Scan the material below for the string "content", and copy every line where it shows up.

[Dataset listings of figures]

+===+

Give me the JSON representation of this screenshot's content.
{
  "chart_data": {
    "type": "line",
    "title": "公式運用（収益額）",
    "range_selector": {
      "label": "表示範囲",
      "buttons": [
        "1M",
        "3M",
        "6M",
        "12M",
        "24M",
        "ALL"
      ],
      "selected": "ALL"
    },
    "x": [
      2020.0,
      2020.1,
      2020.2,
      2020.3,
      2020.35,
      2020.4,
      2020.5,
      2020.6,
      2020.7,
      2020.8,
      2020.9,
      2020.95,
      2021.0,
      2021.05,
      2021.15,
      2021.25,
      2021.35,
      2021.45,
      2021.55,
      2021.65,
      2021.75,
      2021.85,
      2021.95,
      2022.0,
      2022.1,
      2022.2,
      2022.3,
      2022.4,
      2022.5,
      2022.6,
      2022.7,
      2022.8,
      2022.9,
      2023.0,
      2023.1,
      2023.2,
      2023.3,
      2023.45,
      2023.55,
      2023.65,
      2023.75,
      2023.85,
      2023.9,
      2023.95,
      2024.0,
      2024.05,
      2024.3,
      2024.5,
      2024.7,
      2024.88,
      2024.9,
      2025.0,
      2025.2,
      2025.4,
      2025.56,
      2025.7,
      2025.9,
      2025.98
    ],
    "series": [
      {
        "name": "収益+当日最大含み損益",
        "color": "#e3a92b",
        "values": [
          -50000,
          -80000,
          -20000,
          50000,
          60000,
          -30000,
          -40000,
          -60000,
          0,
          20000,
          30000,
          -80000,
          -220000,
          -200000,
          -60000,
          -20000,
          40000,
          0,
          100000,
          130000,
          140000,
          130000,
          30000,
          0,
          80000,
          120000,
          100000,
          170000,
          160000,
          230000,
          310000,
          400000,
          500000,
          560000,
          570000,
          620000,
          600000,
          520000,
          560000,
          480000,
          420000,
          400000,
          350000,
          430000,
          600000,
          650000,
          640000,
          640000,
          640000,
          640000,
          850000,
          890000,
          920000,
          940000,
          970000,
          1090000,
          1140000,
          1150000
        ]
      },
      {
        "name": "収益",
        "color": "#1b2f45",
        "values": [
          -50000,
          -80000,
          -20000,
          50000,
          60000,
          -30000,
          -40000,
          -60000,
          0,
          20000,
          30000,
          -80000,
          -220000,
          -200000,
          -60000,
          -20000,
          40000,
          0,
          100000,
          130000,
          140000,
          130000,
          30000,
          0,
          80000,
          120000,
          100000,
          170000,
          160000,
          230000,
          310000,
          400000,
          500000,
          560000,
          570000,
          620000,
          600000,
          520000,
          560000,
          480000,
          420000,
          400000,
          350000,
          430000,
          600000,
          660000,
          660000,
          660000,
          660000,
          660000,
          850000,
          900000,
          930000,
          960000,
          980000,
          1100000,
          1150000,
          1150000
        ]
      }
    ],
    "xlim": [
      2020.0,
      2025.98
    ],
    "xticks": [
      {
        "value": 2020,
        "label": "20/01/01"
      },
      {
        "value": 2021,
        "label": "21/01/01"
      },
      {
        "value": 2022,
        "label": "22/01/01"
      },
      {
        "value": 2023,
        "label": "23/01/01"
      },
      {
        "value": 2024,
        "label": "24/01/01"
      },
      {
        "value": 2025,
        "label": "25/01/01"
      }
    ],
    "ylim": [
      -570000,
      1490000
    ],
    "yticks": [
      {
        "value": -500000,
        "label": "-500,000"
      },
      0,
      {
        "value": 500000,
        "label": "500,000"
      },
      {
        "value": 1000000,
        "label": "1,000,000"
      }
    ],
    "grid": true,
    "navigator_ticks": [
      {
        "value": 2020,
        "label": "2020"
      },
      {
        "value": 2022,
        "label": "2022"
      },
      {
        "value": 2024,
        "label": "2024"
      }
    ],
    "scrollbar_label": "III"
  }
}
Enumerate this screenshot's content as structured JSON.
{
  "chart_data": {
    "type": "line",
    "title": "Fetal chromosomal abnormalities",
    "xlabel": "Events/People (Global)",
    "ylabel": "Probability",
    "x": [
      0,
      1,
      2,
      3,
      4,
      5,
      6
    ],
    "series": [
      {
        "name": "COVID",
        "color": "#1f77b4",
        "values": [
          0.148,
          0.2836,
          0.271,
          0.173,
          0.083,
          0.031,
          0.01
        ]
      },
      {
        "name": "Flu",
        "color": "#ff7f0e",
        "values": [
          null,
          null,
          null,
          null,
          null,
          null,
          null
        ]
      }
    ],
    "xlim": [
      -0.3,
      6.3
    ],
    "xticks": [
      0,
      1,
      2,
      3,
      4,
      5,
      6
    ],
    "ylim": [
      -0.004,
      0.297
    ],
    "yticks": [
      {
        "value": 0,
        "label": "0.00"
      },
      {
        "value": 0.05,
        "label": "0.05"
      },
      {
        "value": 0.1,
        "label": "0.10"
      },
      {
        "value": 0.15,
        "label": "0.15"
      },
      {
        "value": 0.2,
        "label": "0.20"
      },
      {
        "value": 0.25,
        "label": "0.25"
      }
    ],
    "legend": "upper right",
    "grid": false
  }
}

+===+

- **FULL OUTPUT**:
Give me the JSON representation of this screenshot's content.
Enumerate this screenshot's content as structured JSON.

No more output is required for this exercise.